• _Work to complete_
Return a copy of each line that holds the string "Уставте".

• _Data in this exercise_
┌──
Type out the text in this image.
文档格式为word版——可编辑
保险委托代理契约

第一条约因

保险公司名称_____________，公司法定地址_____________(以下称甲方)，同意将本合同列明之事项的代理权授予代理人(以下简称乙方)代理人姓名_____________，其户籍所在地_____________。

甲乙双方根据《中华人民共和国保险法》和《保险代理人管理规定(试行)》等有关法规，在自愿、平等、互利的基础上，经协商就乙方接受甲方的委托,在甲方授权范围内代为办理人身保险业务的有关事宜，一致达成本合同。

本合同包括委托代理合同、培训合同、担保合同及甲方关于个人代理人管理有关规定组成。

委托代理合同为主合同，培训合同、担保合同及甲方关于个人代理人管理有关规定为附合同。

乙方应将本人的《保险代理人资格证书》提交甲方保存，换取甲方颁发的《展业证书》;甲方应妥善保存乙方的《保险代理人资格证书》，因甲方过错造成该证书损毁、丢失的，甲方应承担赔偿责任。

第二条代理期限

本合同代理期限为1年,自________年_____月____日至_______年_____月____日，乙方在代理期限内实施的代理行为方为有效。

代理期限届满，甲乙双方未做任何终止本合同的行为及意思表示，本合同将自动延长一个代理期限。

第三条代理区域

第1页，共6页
└──
┌──
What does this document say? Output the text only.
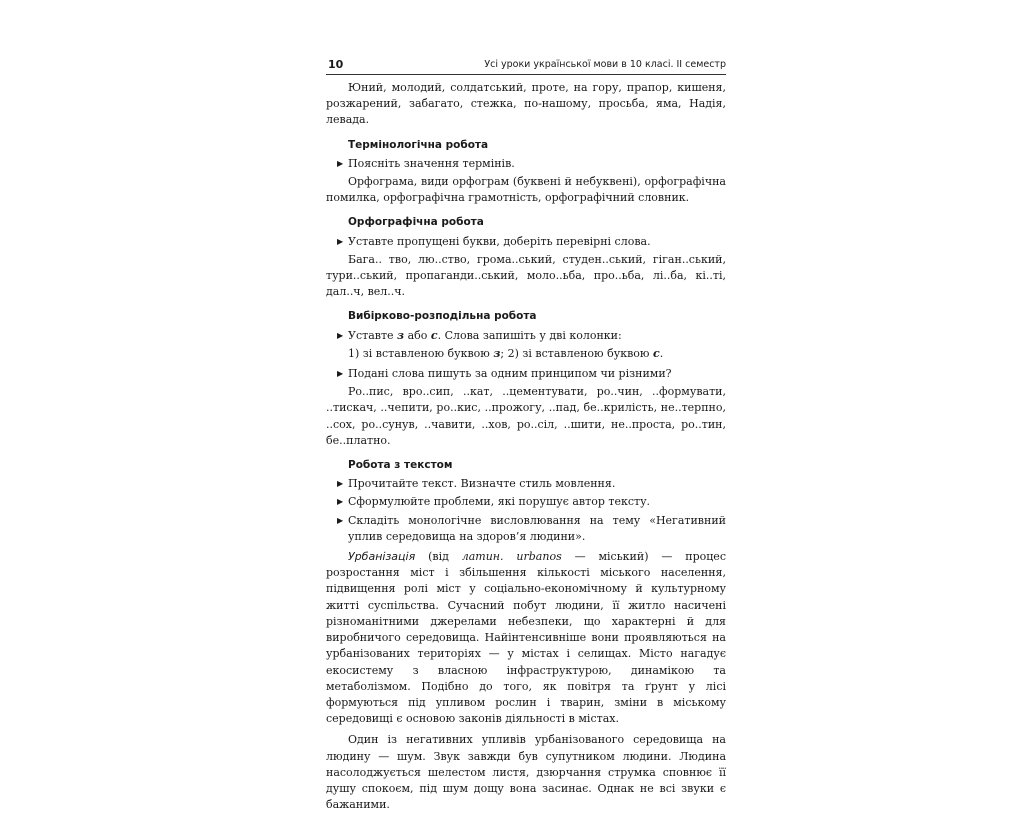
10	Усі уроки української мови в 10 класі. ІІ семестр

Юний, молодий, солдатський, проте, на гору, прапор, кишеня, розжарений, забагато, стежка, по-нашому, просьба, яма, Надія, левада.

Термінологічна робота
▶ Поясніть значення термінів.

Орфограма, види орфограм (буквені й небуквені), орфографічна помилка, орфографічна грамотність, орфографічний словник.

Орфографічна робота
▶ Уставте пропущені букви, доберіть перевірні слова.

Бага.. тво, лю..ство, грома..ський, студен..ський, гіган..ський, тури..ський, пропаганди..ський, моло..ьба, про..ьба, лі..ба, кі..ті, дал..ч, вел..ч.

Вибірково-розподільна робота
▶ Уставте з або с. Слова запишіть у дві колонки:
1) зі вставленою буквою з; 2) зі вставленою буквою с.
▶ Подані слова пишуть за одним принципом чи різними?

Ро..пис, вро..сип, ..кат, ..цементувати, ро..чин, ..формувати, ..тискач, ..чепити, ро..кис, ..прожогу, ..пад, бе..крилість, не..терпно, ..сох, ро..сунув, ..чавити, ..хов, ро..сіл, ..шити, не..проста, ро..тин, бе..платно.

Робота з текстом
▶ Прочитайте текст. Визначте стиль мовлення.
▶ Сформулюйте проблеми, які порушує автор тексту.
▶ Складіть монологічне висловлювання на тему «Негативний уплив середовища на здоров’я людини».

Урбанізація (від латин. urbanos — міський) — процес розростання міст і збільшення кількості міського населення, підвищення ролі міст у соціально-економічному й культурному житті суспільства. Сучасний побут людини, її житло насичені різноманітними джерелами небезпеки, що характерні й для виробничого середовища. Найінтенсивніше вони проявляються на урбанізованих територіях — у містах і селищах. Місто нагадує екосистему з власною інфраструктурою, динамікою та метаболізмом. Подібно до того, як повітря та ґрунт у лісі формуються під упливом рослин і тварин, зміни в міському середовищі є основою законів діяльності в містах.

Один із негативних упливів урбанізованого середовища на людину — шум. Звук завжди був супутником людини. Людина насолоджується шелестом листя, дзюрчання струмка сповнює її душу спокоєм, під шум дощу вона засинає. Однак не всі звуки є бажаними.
└──
• _Complete output_
▶ Уставте пропущені букви, доберіть перевірні слова.
▶ Уставте з або с. Слова запишіть у дві колонки:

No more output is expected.